:: What to work on ::
Reply with one number only: the count of lines below that contain the word "model".

========================================================================

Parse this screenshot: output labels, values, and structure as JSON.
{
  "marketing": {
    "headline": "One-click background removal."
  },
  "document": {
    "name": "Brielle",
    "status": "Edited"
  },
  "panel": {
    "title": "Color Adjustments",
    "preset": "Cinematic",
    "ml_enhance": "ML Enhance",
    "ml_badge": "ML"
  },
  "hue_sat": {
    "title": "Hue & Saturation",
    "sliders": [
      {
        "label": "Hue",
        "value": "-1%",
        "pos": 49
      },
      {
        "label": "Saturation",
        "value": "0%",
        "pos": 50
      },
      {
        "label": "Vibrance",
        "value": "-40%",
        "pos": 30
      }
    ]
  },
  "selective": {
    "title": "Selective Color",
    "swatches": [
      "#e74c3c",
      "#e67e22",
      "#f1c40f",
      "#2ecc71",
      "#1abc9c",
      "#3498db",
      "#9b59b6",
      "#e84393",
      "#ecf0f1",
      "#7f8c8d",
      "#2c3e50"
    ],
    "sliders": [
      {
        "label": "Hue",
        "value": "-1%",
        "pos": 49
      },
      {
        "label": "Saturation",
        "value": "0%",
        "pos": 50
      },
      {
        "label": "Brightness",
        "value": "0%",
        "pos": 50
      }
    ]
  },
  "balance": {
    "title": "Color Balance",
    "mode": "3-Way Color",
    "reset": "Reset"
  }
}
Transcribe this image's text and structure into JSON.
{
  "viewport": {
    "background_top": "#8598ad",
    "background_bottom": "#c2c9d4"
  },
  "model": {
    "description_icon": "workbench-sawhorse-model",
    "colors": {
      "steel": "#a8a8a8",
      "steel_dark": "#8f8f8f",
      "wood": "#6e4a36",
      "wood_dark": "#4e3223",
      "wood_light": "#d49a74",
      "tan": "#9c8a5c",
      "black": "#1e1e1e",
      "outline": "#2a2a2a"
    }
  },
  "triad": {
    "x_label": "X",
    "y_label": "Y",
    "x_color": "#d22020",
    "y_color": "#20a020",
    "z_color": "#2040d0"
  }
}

========================================================================

:: Answer to this problem ::
2